— BEGIN Given text —

CAN: We occupy this strange middling ground whereby it kind of feels like we're stuck between two different camps. My brother and sister, they're twins, they're five years younger than I am, and they're a completely different generation. And so the way that they think and feel is very different to the way that my parents think and feel, and I kind of feel like I'm stuck in the middle, watching both sides, and trying to observe that strain. Yeah.

AS: Yeah, and the way that it plays out in this relationship between the two, it's so interesting and relatable in a way that I haven't experienced in fiction so far.

Like I mentioned before, the music. It's such a big part of this novel with the characters making references to Solange and Curtis Mayfield and Kendrick [Lamar]. I'm such a music fan myself, and it was interesting knowing that going into this novel, about the music, and then listening to your work, because your writing is so rhythmic and lyrical. There's repetition, too, with the repeating of phrases like, "Sometimes language isn't enough."

I could feel the connection between you and music and how important it is to you as a writer, because it feels like it almost couldn't help but find its way into the story. 

CAN: Yeah.

AS: I was wondering if you could talk about how music influenced the story or how it influences your writing process.

CAN: So when my agent asked me, did I have any ideas for how I was going to make this narrative, how I was going to write a novel, essentially, and I was like, "I want to write a novel that reads like a hip-hop album. I want to read something that has this rhythm running all the way through it that also has this element of how in hip hop or any sort of modern music, you have a four-bar loop of repetition." I wanted to see what would happen if you revisited certain sentences at different parts of the narrative, and how the narrative, the characters, but also the reader, has changed, has moved on, and there's a sense of development that occurs not just with the narrative, but with the person on the other end, as well.

I mean, music is just everything to me. It feels like it's in all of my actions. It feels like there's music that runs through all of us, but I think there's something that a lot of the musicians who I was referencing do in terms of taking a feeling or an emotion and conveying that in these really short, in like two or three minutes, or, in the case of The Isley Brothers, like eight minutes… 

"[Open Water] was a nod to that history, that ancestry that I have, but also to this idea of vulnerability and being out in the open and not being able to see anywhere that you could hold on or grab on to, but just having to trust yourself."

But just being able to occupy a space where you could hear lyrics and they might be telling you something directly, but you can really feel it in the rhythm and the arrangement, you know? I wanted to create something that felt like there was that kind of texture on the page. And it was interesting. Every time that I'd be in the middle of writing a scene I would think, "Oh, perhaps this is a song that could occupy this space." It would then take the narrative to a different direction. I just wasn't even prepared for that… It was so beautiful, really organic in that way.

AS: What music are you listening to right now? What's your most replayed stuff right now?

CAN: I'm listening to a lot of Solange again.

AS: Of course.

CAN: Just because her long music video film was put on The Criterion Collection. I've been watching that and listening to her record again and again. I saw her… It was 2019. She did a festival here called Lovebox, which was astounding, just incredible.

— END Given text —

Required task 1
Repeat word for word the lines in the rows below, from the line with "x-tick-label: feb-18 <box>599" to the line with "y-tick-label: 3650 <box>44 71 80 88</box>".

— BEGIN Record set —

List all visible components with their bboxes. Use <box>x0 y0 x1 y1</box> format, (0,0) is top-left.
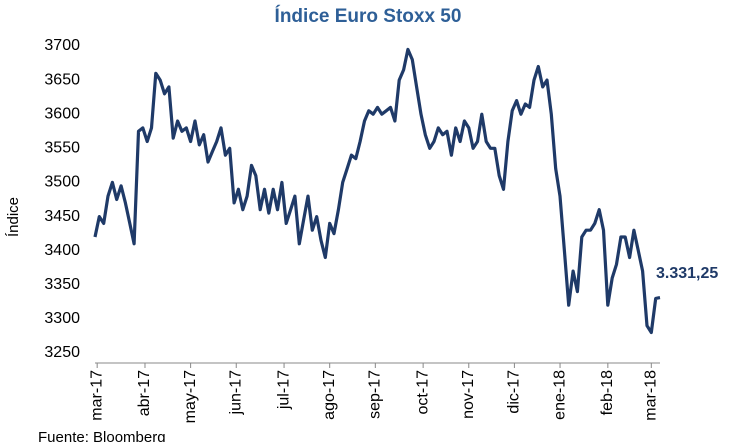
x-tick-label: feb-18 <box>599 370 616 415</box>
y-tick-label: 3450 <box>44 208 80 225</box>
x-tick-label: oct-17 <box>414 370 431 415</box>
x-tick-label: ene-18 <box>551 370 568 420</box>
y-tick-label: 3300 <box>44 310 80 327</box>
series-line <box>93 47 661 335</box>
x-tick-label: jun-17 <box>227 370 244 416</box>
y-tick-label: 3400 <box>44 242 80 259</box>
chart-title: Índice Euro Stoxx 50 <box>275 5 462 27</box>
y-axis-label: Índice <box>5 197 22 237</box>
y-tick-label: 3650 <box>44 71 80 88</box>
y-tick-label: 3350 <box>44 276 80 293</box>
x-tick-label: ago-17 <box>321 370 338 420</box>
x-tick-label: mar-18 <box>643 370 660 421</box>
x-tick-label: mar-17 <box>88 370 105 421</box>
y-tick-label: 3250 <box>44 344 80 361</box>
x-tick-label: jul-17 <box>275 370 292 410</box>
end-value-label: 3.331,25 <box>656 265 718 282</box>
y-tick-label: 3700 <box>44 37 80 54</box>
x-tick-label: nov-17 <box>460 370 477 419</box>
y-tick-label: 3500 <box>44 174 80 191</box>
x-tick-label: abr-17 <box>136 370 153 416</box>
x-tick-label: dic-17 <box>506 370 523 414</box>
y-tick-label: 3600 <box>44 105 80 122</box>
x-tick-label: may-17 <box>182 370 199 423</box>
x-tick-label: sep-17 <box>367 370 384 419</box>
y-tick-label: 3550 <box>44 140 80 157</box>
source-note: Fuente: Bloomberg <box>38 429 166 442</box>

— END Record set —

Required task 2
Duplicate the part of the interview above from "AS: Yeah, and the" to "fiction so far.", keeping every word the same.

Exercise output 1
x-tick-label: feb-18 <box>599 370 616 415</box>
y-tick-label: 3450 <box>44 208 80 225</box>
x-tick-label: oct-17 <box>414 370 431 415</box>
x-tick-label: ene-18 <box>551 370 568 420</box>
y-tick-label: 3300 <box>44 310 80 327</box>
series-line <box>93 47 661 335</box>
x-tick-label: jun-17 <box>227 370 244 416</box>
y-tick-label: 3400 <box>44 242 80 259</box>
chart-title: Índice Euro Stoxx 50 <box>275 5 462 27</box>
y-axis-label: Índice <box>5 197 22 237</box>
y-tick-label: 3650 <box>44 71 80 88</box>

Exercise output 2
AS: Yeah, and the way that it plays out in this relationship between the two, it's so interesting and relatable in a way that I haven't experienced in fiction so far.